== Data to use ==
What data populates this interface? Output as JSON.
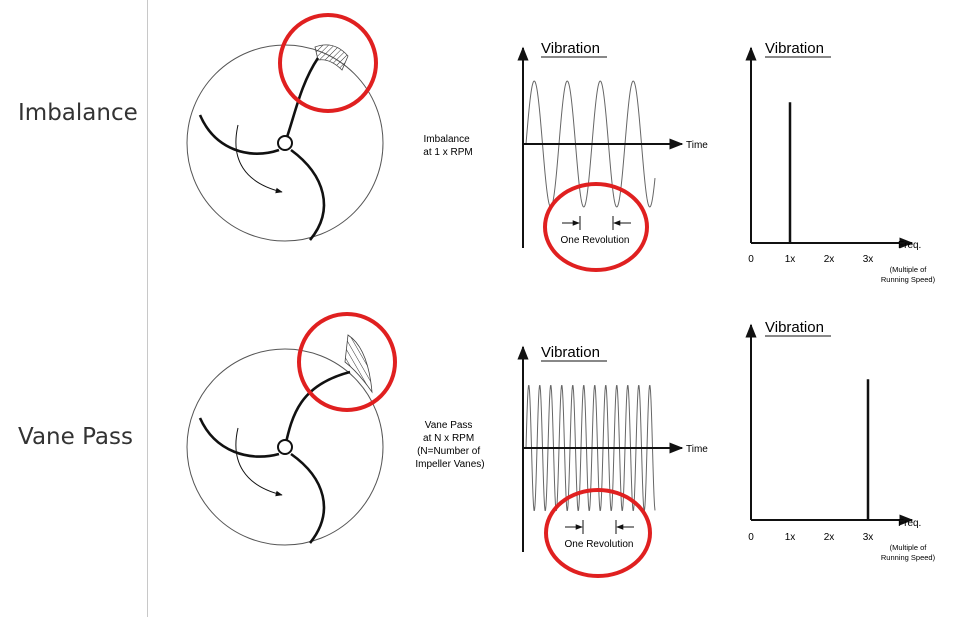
{
  "rows": [
    {
      "label": "Imbalance",
      "description": [
        "Imbalance",
        "at 1 x RPM"
      ],
      "waveform": {
        "title": "Vibration",
        "time_label": "Time",
        "revolution_label": "One Revolution",
        "cycles_per_revolution": 1
      },
      "spectrum": {
        "title": "Vibration",
        "xlabel": "Freq.",
        "xlabel_note": [
          "(Multiple of",
          "Running Speed)"
        ],
        "tick_labels": [
          "0",
          "1x",
          "2x",
          "3x"
        ],
        "peak_at": 1,
        "peak_height": 0.8
      }
    },
    {
      "label": "Vane Pass",
      "description": [
        "Vane Pass",
        "at N x RPM",
        "(N=Number of",
        "Impeller Vanes)"
      ],
      "waveform": {
        "title": "Vibration",
        "time_label": "Time",
        "revolution_label": "One Revolution",
        "cycles_per_revolution": 3
      },
      "spectrum": {
        "title": "Vibration",
        "xlabel": "Freq.",
        "xlabel_note": [
          "(Multiple of",
          "Running Speed)"
        ],
        "tick_labels": [
          "0",
          "1x",
          "2x",
          "3x"
        ],
        "peak_at": 3,
        "peak_height": 0.8
      }
    }
  ],
  "colors": {
    "highlight": "#e02020",
    "ink": "#111111",
    "wave": "#666666",
    "label": "#333333"
  }
}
===
[What to produce]
Write out each line again precisely as it appears, skipping every picture.

[Exercise result]
What data populates this interface? Output as JSON.
{
  "rows": [
    {
      "label": "Imbalance",
      "description": [
        "Imbalance",
        "at 1 x RPM"
      ],
      "waveform": {
        "title": "Vibration",
        "time_label": "Time",
        "revolution_label": "One Revolution",
        "cycles_per_revolution": 1
      },
      "spectrum": {
        "title": "Vibration",
        "xlabel": "Freq.",
        "xlabel_note": [
          "(Multiple of",
          "Running Speed)"
        ],
        "tick_labels": [
          "0",
          "1x",
          "2x",
          "3x"
        ],
        "peak_at": 1,
        "peak_height": 0.8
      }
    },
    {
      "label": "Vane Pass",
      "description": [
        "Vane Pass",
        "at N x RPM",
        "(N=Number of",
        "Impeller Vanes)"
      ],
      "waveform": {
        "title": "Vibration",
        "time_label": "Time",
        "revolution_label": "One Revolution",
        "cycles_per_revolution": 3
      },
      "spectrum": {
        "title": "Vibration",
        "xlabel": "Freq.",
        "xlabel_note": [
          "(Multiple of",
          "Running Speed)"
        ],
        "tick_labels": [
          "0",
          "1x",
          "2x",
          "3x"
        ],
        "peak_at": 3,
        "peak_height": 0.8
      }
    }
  ],
  "colors": {
    "highlight": "#e02020",
    "ink": "#111111",
    "wave": "#666666",
    "label": "#333333"
  }
}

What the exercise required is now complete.